**GIVEN ENTRIES**
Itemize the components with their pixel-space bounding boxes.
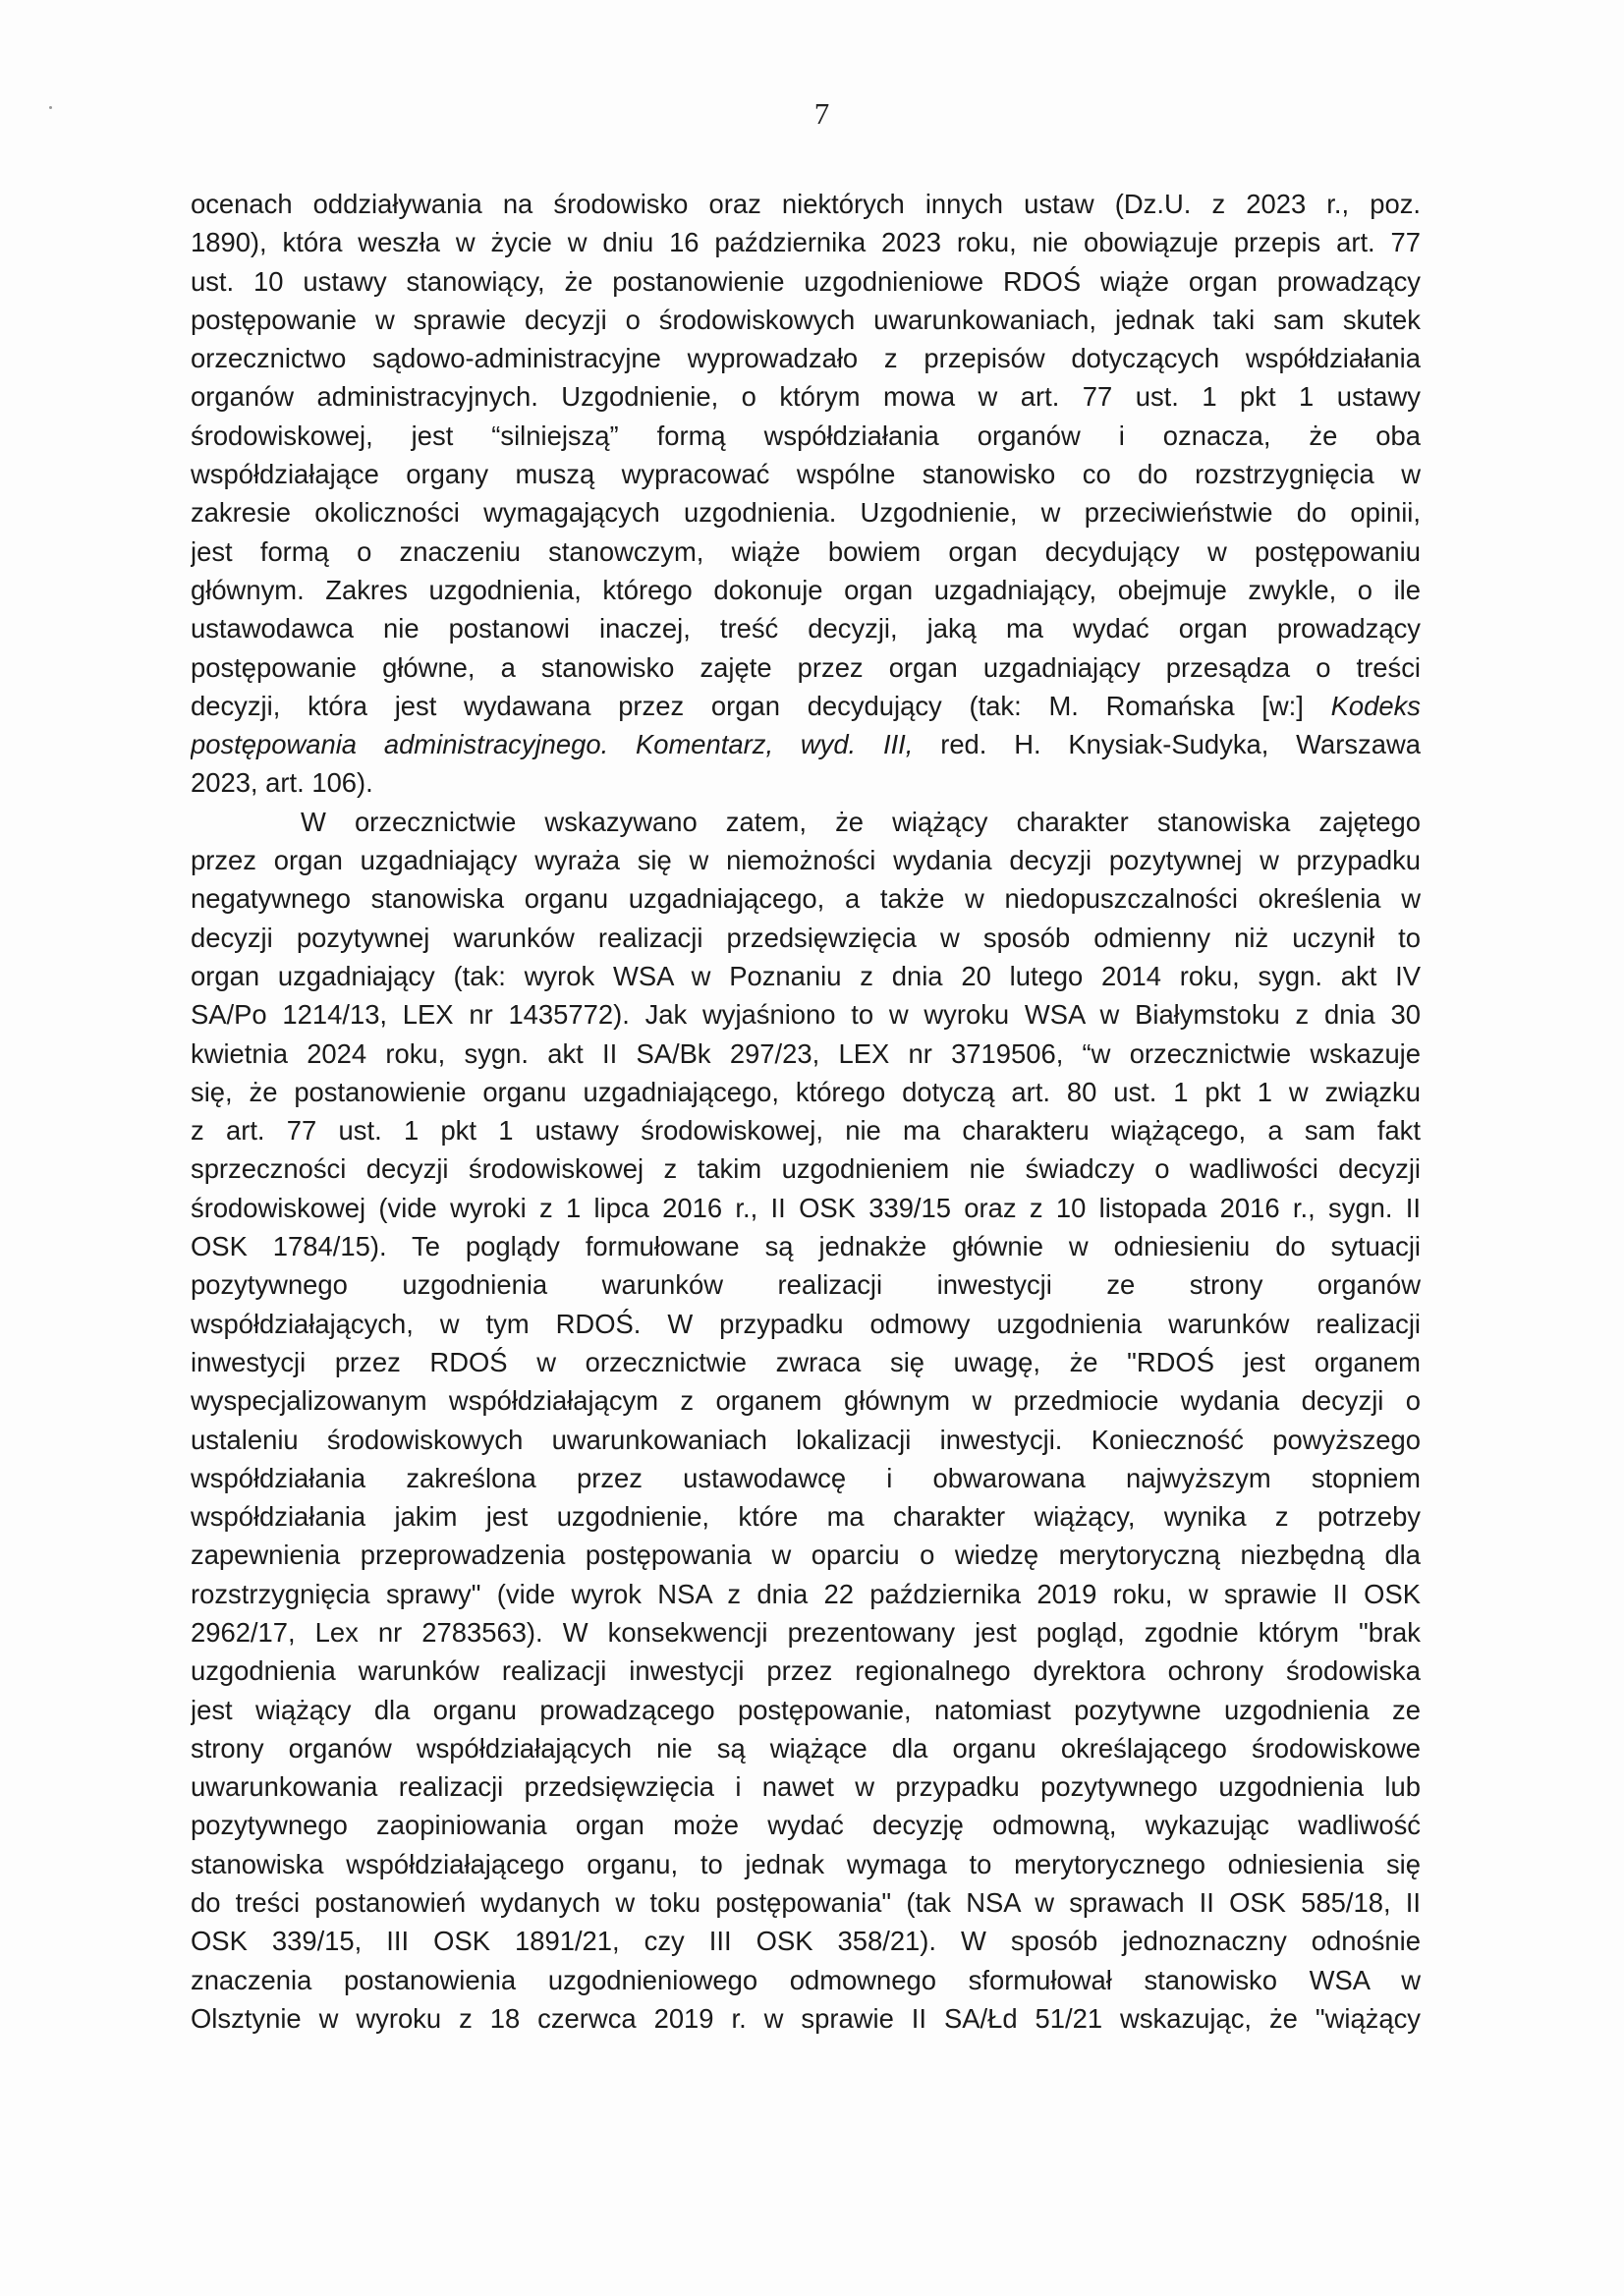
text-line [191, 1806, 1421, 1844]
text-line [191, 1073, 1421, 1111]
line-text: 2023, art. 106). [191, 767, 373, 799]
text-line [191, 1845, 1421, 1883]
text-line [191, 803, 1421, 841]
line-text: znaczenia postanowienia uzgodnieniowego odmownego sformułował stanowisko WSA w [191, 1964, 1421, 1995]
line-text: się, że postanowienie organu uzgadniającego, którego dotyczą art. 80 ust. 1 pkt 1 w związku [191, 1076, 1421, 1107]
line-text: OSK 1784/15). Te poglądy formułowane są jednakże głównie w odniesieniu do sytuacji [191, 1231, 1421, 1262]
text-line [191, 1111, 1421, 1149]
line-text: przez organ uzgadniający wyraża się w niemożności wydania decyzji pozytywnej w przypadku [191, 845, 1421, 876]
text-line [191, 571, 1421, 609]
line-text: zakresie okoliczności wymagających uzgodnienia. Uzgodnienie, w przeciwieństwie do opinii, [191, 497, 1421, 529]
line-text: decyzji pozytywnej warunków realizacji przedsięwzięcia w sposób odmienny niż uczynił to [191, 922, 1421, 953]
text-line [191, 1613, 1421, 1652]
text-line [191, 1691, 1421, 1729]
text-line [191, 725, 1421, 763]
line-text: negatywnego stanowiska organu uzgadniającego, a także w niedopuszczalności określenia w [191, 883, 1421, 915]
line-text: organów administracyjnych. Uzgodnienie, o którym mowa w art. 77 ust. 1 pkt 1 ustawy [191, 381, 1421, 413]
text-line [191, 339, 1421, 377]
line-text: ustaleniu środowiskowych uwarunkowaniach lokalizacji inwestycji. Konieczność powyższego [191, 1424, 1421, 1455]
line-text: kwietnia 2024 roku, sygn. akt II SA/Bk 297/23, LEX nr 3719506, “w orzecznictwie wskazuje [191, 1037, 1421, 1069]
line-text: organ uzgadniający (tak: wyrok WSA w Poznaniu z dnia 20 lutego 2014 roku, sygn. akt IV [191, 960, 1421, 991]
text-line [191, 493, 1421, 532]
line-text: stanowiska współdziałającego organu, to jednak wymaga to merytorycznego odniesienia się [191, 1848, 1421, 1879]
line-text: postępowanie w sprawie decyzji o środowiskowych uwarunkowaniach, jednak taki sam skutek [191, 304, 1421, 335]
text-line [191, 1575, 1421, 1613]
text-line [191, 1343, 1421, 1381]
line-text: 1890), która weszła w życie w dniu 16 października 2023 roku, nie obowiązuje przepis art. 77 [191, 227, 1421, 258]
text-line [191, 1999, 1421, 2038]
line-text: W orzecznictwie wskazywano zatem, że wiążący charakter stanowiska zajętego [301, 806, 1421, 837]
line-text: środowiskowej, jest “silniejszą” formą współdziałania organów i oznacza, że oba [191, 420, 1421, 451]
text-line [191, 1459, 1421, 1497]
line-text: 2962/17, Lex nr 2783563). W konsekwencji prezentowany jest pogląd, zgodnie którym "brak [191, 1616, 1421, 1648]
line-text: Olsztynie w wyroku z 18 czerwca 2019 r. w sprawie II SA/Łd 51/21 wskazując, że "wiążący [191, 2002, 1421, 2034]
text-line [191, 1421, 1421, 1459]
line-text: ustawodawca nie postanowi inaczej, treść decyzji, jaką ma wydać organ prowadzący [191, 613, 1421, 644]
text-line [191, 1265, 1421, 1304]
text-line [191, 609, 1421, 647]
line-text: rozstrzygnięcia sprawy" (vide wyrok NSA z dnia 22 października 2019 roku, w sprawie II OSK [191, 1578, 1421, 1609]
text-line [191, 1227, 1421, 1265]
text-line [191, 1381, 1421, 1420]
text-line [191, 1652, 1421, 1690]
text-line [191, 995, 1421, 1034]
line-text: jest wiążący dla organu prowadzącego postępowanie, natomiast pozytywne uzgodnienia ze [191, 1694, 1421, 1725]
line-text: wyspecjalizowanym współdziałającym z organem głównym w przedmiocie wydania decyzji o [191, 1385, 1421, 1417]
line-text: orzecznictwo sądowo-administracyjne wyprowadzało z przepisów dotyczących współdziałania [191, 343, 1421, 374]
text-line [191, 532, 1421, 571]
text-line [191, 301, 1421, 339]
line-text: współdziałające organy muszą wypracować wspólne stanowisko co do rozstrzygnięcia w [191, 459, 1421, 490]
text-line [191, 1497, 1421, 1536]
line-italic-text: Kodeks [1330, 690, 1421, 721]
text-line [191, 1035, 1421, 1073]
line-text: środowiskowej (vide wyroki z 1 lipca 2016 r., II OSK 339/15 oraz z 10 listopada 2016 r., sygn. II [191, 1192, 1421, 1223]
line-text: ocenach oddziaływania na środowisko oraz niektórych innych ustaw (Dz.U. z 2023 r., poz. [191, 189, 1421, 219]
text-line [191, 262, 1421, 301]
text-line [191, 1536, 1421, 1574]
text-line [191, 763, 1421, 802]
text-line [191, 687, 1421, 725]
text-line [191, 879, 1421, 918]
text-line [191, 1883, 1421, 1922]
text-line [191, 648, 1421, 687]
text-line [191, 919, 1421, 957]
line-text: do treści postanowień wydanych w toku postępowania" (tak NSA w sprawach II OSK 585/18, II [191, 1887, 1421, 1919]
line-text: uzgodnienia warunków realizacji inwestycji przez regionalnego dyrektora ochrony środowiska [191, 1655, 1421, 1687]
text-line [191, 1149, 1421, 1188]
text-line [191, 1729, 1421, 1767]
text-line [191, 377, 1421, 416]
line-text: strony organów współdziałających nie są wiążące dla organu określającego środowiskowe [191, 1732, 1421, 1764]
line-text: głównym. Zakres uzgodnienia, którego dokonuje organ uzgadniający, obejmuje zwykle, o ile [191, 574, 1421, 605]
text-line [191, 957, 1421, 995]
line-text: postępowanie główne, a stanowisko zajęte przez organ uzgadniający przesądza o treści [191, 651, 1421, 683]
text-line [191, 841, 1421, 879]
text-line [191, 1767, 1421, 1806]
line-text: OSK 339/15, III OSK 1891/21, czy III OSK 358/21). W sposób jednoznaczny odnośnie [191, 1926, 1421, 1957]
line-text: pozytywnego uzgodnienia warunków realizacji inwestycji ze strony organów [191, 1269, 1421, 1301]
line-text: ust. 10 ustawy stanowiący, że postanowienie uzgodnieniowe RDOŚ wiąże organ prowadzący [191, 265, 1421, 297]
line-text: współdziałania zakreślona przez ustawodawcę i obwarowana najwyższym stopniem [191, 1462, 1421, 1493]
line-text: SA/Po 1214/13, LEX nr 1435772). Jak wyjaśniono to w wyroku WSA w Białymstoku z dnia 30 [191, 999, 1421, 1031]
line-text: pozytywnego zaopiniowania organ może wydać decyzję odmowną, wykazując wadliwość [191, 1810, 1421, 1841]
line-text: inwestycji przez RDOŚ w orzecznictwie zwraca się uwagę, że "RDOŚ jest organem [191, 1346, 1421, 1377]
text-line [191, 1305, 1421, 1343]
line-text: współdziałania jakim jest uzgodnienie, które ma charakter wiążący, wynika z potrzeby [191, 1501, 1421, 1533]
text-line [191, 417, 1421, 455]
line-text: sprzeczności decyzji środowiskowej z takim uzgodnieniem nie świadczy o wadliwości decyzji [191, 1153, 1421, 1185]
page-number: 7 [813, 96, 830, 131]
line-text-after: red. H. Knysiak-Sudyka, Warszawa [913, 729, 1421, 760]
document-body [191, 185, 1421, 2038]
line-text: decyzji, która jest wydawana przez organ decydujący (tak: M. Romańska [w:] [191, 690, 1331, 721]
text-line [191, 1189, 1421, 1227]
line-text: współdziałających, w tym RDOŚ. W przypadku odmowy uzgodnienia warunków realizacji [191, 1308, 1421, 1339]
line-text: z art. 77 ust. 1 pkt 1 ustawy środowiskowej, nie ma charakteru wiążącego, a sam fakt [191, 1115, 1421, 1147]
text-line [191, 223, 1421, 261]
line-text: uwarunkowania realizacji przedsięwzięcia i nawet w przypadku pozytywnego uzgodnienia lub [191, 1771, 1421, 1803]
text-line [191, 1961, 1421, 1999]
text-line [191, 185, 1421, 223]
line-italic-text: postępowania administracyjnego. Komentarz, wyd. III, [191, 729, 914, 760]
text-line [191, 455, 1421, 493]
line-text: jest formą o znaczeniu stanowczym, wiąże bowiem organ decydujący w postępowaniu [191, 535, 1421, 567]
text-line [191, 1922, 1421, 1960]
line-text: zapewnienia przeprowadzenia postępowania w oparciu o wiedzę merytoryczną niezbędną dla [191, 1540, 1421, 1571]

**PROBLEM TO SOLVE**
Tally the lines of the records above that contain the string "wydania", treating uppercase and lowercase as different, and give only the number.

**RESPONSE**
2